### The task
Using the material below, copy every line where "come" appears.

......

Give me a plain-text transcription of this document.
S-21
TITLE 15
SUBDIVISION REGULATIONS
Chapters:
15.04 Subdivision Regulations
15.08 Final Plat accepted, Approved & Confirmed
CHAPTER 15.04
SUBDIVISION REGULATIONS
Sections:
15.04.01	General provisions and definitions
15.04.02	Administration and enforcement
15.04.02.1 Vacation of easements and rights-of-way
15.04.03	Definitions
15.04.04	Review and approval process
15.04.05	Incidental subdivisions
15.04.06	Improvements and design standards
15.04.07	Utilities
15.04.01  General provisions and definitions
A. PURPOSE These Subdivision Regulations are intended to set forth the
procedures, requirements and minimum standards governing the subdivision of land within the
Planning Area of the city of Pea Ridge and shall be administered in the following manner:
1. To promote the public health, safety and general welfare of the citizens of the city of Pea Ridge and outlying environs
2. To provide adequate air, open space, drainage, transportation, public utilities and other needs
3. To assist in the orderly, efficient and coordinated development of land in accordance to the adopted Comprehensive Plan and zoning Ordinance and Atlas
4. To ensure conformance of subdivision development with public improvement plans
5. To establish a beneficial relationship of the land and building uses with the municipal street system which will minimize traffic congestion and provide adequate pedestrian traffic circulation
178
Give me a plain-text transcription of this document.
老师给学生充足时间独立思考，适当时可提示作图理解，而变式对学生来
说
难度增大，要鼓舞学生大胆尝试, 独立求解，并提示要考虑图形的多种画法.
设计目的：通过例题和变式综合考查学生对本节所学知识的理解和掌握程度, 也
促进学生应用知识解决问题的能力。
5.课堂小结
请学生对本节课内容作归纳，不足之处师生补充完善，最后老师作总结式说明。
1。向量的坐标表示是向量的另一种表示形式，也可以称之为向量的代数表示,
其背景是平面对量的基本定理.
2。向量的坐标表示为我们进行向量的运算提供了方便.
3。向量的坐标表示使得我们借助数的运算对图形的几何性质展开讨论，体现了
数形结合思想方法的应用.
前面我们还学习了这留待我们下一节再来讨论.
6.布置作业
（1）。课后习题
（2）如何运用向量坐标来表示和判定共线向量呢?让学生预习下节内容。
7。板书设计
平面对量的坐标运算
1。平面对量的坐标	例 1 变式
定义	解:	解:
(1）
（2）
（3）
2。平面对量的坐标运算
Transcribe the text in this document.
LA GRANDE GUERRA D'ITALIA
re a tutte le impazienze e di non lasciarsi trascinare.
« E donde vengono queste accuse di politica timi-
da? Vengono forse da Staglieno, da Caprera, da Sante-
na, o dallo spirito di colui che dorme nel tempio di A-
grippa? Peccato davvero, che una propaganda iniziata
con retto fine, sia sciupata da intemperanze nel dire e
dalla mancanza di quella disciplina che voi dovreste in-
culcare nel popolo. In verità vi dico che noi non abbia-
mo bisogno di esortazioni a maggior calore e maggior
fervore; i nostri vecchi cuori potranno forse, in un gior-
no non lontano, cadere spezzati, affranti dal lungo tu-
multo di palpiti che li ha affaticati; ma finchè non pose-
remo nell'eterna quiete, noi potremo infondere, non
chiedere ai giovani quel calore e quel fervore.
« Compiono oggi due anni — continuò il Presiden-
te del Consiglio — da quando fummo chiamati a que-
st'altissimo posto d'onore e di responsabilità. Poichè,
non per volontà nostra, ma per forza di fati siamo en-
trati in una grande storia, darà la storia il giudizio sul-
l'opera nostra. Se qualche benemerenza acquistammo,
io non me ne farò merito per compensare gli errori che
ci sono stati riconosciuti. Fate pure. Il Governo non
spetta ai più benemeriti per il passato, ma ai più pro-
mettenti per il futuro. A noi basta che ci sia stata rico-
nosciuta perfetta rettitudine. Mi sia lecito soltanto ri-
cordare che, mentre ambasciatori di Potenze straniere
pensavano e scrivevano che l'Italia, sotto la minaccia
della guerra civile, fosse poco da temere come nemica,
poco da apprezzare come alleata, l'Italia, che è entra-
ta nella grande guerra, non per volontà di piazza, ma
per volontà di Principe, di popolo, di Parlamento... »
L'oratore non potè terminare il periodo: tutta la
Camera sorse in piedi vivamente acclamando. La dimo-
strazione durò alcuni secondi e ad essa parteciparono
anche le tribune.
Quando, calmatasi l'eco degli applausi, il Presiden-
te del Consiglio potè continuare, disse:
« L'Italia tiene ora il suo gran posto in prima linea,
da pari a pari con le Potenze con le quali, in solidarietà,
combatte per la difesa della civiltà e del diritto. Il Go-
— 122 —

......

### Problem solution
della guerra civile, fosse poco da temere come nemica,
poco da apprezzare come alleata, l'Italia, che è entra-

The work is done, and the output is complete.